# Selection
________________________________________

Project

General

Profile

Feature #2454

Advertise classad in case of glidein failure

Added by Igor Sfiligoi about 8 years ago. Updated over 5 years ago.

Status:
Closed
Priority:
Normal
Assignee:
Igor Sfiligoi
Category:
-
Target version:
Start date:
04/18/2013
Due date:
% Done:

50%

Estimated time:
(Total: 0.00 h)
Stakeholders:
Duration:

Description

Currently, when a glidein fails, the VO is completely unaware of it.

The proposal is to instead advertise a "error" ClassAd to the VO collector, so they can monitor what is happening.

________________________________________

# Information provided
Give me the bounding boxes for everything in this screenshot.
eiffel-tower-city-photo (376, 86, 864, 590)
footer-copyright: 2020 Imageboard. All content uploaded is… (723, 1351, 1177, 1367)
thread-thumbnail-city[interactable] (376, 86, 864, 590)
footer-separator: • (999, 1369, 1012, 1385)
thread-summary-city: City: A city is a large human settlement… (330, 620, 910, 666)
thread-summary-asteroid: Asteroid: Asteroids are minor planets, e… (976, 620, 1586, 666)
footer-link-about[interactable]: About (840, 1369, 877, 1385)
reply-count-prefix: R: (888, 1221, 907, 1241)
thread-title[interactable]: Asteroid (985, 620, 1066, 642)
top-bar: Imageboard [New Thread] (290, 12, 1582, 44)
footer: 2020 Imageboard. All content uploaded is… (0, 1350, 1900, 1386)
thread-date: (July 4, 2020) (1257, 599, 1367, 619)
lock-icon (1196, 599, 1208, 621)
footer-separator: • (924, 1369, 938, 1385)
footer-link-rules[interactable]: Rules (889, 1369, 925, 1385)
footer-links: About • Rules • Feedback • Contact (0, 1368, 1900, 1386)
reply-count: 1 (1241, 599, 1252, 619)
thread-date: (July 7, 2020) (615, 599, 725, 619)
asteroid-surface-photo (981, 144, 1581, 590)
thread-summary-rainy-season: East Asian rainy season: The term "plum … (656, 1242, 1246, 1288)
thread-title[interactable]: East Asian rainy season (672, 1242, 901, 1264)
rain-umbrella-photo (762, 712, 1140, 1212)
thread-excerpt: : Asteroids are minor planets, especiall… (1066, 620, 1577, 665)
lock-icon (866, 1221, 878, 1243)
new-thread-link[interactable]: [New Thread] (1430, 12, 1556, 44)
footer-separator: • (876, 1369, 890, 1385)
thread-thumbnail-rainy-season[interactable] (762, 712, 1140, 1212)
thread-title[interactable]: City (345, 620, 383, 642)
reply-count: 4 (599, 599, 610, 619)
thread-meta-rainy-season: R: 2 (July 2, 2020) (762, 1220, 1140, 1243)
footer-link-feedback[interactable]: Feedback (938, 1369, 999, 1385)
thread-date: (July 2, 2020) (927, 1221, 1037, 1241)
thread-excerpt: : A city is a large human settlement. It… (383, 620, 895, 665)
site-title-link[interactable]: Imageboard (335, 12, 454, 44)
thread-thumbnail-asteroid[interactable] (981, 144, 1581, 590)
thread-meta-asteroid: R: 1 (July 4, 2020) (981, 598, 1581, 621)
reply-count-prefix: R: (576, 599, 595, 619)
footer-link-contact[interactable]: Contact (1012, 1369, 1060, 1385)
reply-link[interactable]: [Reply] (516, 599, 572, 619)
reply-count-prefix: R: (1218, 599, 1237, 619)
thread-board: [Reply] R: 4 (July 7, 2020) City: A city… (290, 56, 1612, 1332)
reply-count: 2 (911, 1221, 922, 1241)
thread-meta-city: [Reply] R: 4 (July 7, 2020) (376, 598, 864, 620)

________________________________________

# Given request
Please answer the following from the glidein feature ticket above, one answer per line:
(a) Who is listed as the assignee?
(b) What percentage is shown under "% Done"?
(c) To which collector does the proposal say the "error" ClassAd should be advertised?

# Solution for this problem
(a) Igor Sfiligoi
(b) 50%
(c) The VO collector